* _LISTED ENTRIES_
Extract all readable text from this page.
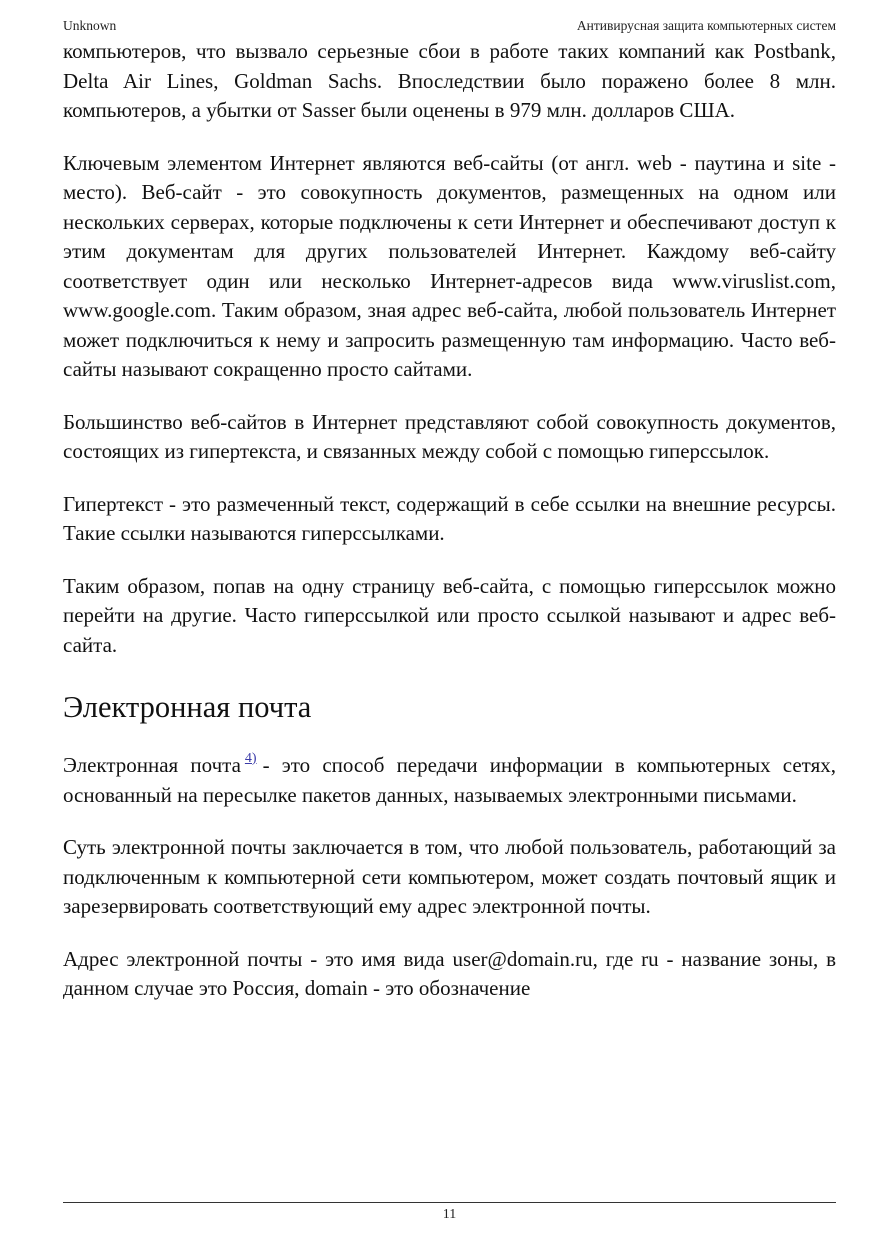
Unknown	Антивирусная защита компьютерных систем

компьютеров, что вызвало серьезные сбои в работе таких компаний как Postbank, Delta Air Lines, Goldman Sachs. Впоследствии было поражено более 8 млн. компьютеров, а убытки от Sasser были оценены в 979 млн. долларов США.

Ключевым элементом Интернет являются веб-сайты (от англ. web - паутина и site - место). Веб-сайт - это совокупность документов, размещенных на одном или нескольких серверах, которые подключены к сети Интернет и обеспечивают доступ к этим документам для других пользователей Интернет. Каждому веб-сайту соответствует один или несколько Интернет-адресов вида www.viruslist.com, www.google.com. Таким образом, зная адрес веб-сайта, любой пользователь Интернет может подключиться к нему и запросить размещенную там информацию. Часто веб-сайты называют сокращенно просто сайтами.

Большинство веб-сайтов в Интернет представляют собой совокупность документов, состоящих из гипертекста, и связанных между собой с помощью гиперссылок.

Гипертекст - это размеченный текст, содержащий в себе ссылки на внешние ресурсы. Такие ссылки называются гиперссылками.

Таким образом, попав на одну страницу веб-сайта, с помощью гиперссылок можно перейти на другие. Часто гиперссылкой или просто ссылкой называют и адрес веб-сайта.

Электронная почта

Электронная почта $^{4)}$ - это способ передачи информации в компьютерных сетях, основанный на пересылке пакетов данных, называемых электронными письмами.

Суть электронной почты заключается в том, что любой пользователь, работающий за подключенным к компьютерной сети компьютером, может создать почтовый ящик и зарезервировать соответствующий ему адрес электронной почты.

Адрес электронной почты - это имя вида user@domain.ru, где ru - название зоны, в данном случае это Россия, domain - это обозначение

11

* _EXERCISE PROMPT_
Could the listing above be transcribed exactly, with the pictures left out?

* _EXERCISE OUTPUT_
Extract all readable text from this page.
Unknown	Антивирусная защита компьютерных систем

компьютеров, что вызвало серьезные сбои в работе таких компаний как Postbank, Delta Air Lines, Goldman Sachs. Впоследствии было поражено более 8 млн. компьютеров, а убытки от Sasser были оценены в 979 млн. долларов США.

Ключевым элементом Интернет являются веб-сайты (от англ. web - паутина и site - место). Веб-сайт - это совокупность документов, размещенных на одном или нескольких серверах, которые подключены к сети Интернет и обеспечивают доступ к этим документам для других пользователей Интернет. Каждому веб-сайту соответствует один или несколько Интернет-адресов вида www.viruslist.com, www.google.com. Таким образом, зная адрес веб-сайта, любой пользователь Интернет может подключиться к нему и запросить размещенную там информацию. Часто веб-сайты называют сокращенно просто сайтами.

Большинство веб-сайтов в Интернет представляют собой совокупность документов, состоящих из гипертекста, и связанных между собой с помощью гиперссылок.

Гипертекст - это размеченный текст, содержащий в себе ссылки на внешние ресурсы. Такие ссылки называются гиперссылками.

Таким образом, попав на одну страницу веб-сайта, с помощью гиперссылок можно перейти на другие. Часто гиперссылкой или просто ссылкой называют и адрес веб-сайта.

Электронная почта

Электронная почта $^{4)}$ - это способ передачи информации в компьютерных сетях, основанный на пересылке пакетов данных, называемых электронными письмами.

Суть электронной почты заключается в том, что любой пользователь, работающий за подключенным к компьютерной сети компьютером, может создать почтовый ящик и зарезервировать соответствующий ему адрес электронной почты.

Адрес электронной почты - это имя вида user@domain.ru, где ru - название зоны, в данном случае это Россия, domain - это обозначение

11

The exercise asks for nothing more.